# [Task brief]
Count how many lines have the word "modeling" in them. Reply with that number by itself.

** start Provided data **

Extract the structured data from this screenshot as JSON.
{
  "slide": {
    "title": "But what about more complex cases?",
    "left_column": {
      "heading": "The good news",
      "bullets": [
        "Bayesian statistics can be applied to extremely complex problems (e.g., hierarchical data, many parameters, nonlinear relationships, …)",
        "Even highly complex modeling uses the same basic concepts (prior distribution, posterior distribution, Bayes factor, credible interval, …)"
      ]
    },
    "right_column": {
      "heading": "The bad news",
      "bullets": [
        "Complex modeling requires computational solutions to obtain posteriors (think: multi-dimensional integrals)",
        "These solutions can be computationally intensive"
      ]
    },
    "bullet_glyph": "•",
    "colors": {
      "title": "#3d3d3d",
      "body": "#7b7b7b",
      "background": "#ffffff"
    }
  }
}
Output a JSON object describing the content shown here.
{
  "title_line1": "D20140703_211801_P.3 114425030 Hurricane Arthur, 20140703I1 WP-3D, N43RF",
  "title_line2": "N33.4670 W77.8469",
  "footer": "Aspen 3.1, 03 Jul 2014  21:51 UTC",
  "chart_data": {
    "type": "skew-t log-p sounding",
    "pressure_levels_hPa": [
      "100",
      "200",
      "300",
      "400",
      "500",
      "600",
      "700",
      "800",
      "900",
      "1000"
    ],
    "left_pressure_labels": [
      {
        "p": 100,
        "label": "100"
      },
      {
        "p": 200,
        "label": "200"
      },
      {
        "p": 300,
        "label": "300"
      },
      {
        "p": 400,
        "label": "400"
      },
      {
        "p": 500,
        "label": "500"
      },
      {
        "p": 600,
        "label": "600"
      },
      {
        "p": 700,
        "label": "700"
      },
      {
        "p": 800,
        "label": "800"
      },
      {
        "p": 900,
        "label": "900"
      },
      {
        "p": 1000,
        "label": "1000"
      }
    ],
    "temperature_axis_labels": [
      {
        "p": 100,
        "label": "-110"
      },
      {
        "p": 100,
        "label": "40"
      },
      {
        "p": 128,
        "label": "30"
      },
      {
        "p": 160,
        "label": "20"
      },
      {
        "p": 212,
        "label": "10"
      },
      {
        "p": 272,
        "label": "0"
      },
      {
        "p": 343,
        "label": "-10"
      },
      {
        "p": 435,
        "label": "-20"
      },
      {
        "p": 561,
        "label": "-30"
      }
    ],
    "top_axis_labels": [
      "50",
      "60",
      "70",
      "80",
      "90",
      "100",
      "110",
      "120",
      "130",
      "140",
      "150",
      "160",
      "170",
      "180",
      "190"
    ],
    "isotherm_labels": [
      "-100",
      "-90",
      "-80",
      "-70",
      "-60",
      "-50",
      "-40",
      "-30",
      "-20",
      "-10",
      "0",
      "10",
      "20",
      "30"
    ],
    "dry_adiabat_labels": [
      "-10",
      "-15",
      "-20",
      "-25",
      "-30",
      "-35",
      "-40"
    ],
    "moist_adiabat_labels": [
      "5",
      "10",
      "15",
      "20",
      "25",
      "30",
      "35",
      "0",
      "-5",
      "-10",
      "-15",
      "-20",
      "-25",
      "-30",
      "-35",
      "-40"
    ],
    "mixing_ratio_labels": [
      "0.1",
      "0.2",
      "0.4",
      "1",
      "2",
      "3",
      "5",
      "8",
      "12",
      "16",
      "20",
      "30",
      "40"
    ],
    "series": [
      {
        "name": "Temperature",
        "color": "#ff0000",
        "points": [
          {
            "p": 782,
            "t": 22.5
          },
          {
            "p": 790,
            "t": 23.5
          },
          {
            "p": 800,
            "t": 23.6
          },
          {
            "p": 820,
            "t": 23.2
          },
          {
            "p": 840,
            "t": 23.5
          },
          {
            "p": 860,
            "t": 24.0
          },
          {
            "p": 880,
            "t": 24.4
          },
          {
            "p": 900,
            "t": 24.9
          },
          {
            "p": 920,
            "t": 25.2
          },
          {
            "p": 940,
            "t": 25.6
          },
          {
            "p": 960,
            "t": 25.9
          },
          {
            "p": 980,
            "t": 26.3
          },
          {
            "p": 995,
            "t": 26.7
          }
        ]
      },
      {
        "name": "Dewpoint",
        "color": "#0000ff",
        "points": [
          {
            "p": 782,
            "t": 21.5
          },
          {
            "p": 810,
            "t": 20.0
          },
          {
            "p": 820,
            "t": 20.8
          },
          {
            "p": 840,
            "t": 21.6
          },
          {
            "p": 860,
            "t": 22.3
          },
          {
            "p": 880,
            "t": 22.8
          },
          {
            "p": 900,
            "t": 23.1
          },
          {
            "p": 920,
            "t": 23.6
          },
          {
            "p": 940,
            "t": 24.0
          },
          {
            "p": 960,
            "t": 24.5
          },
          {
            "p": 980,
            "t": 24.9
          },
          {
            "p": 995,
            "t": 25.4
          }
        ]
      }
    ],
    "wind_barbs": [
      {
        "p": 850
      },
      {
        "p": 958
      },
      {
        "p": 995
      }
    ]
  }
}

** end Provided data **

# [The result]
2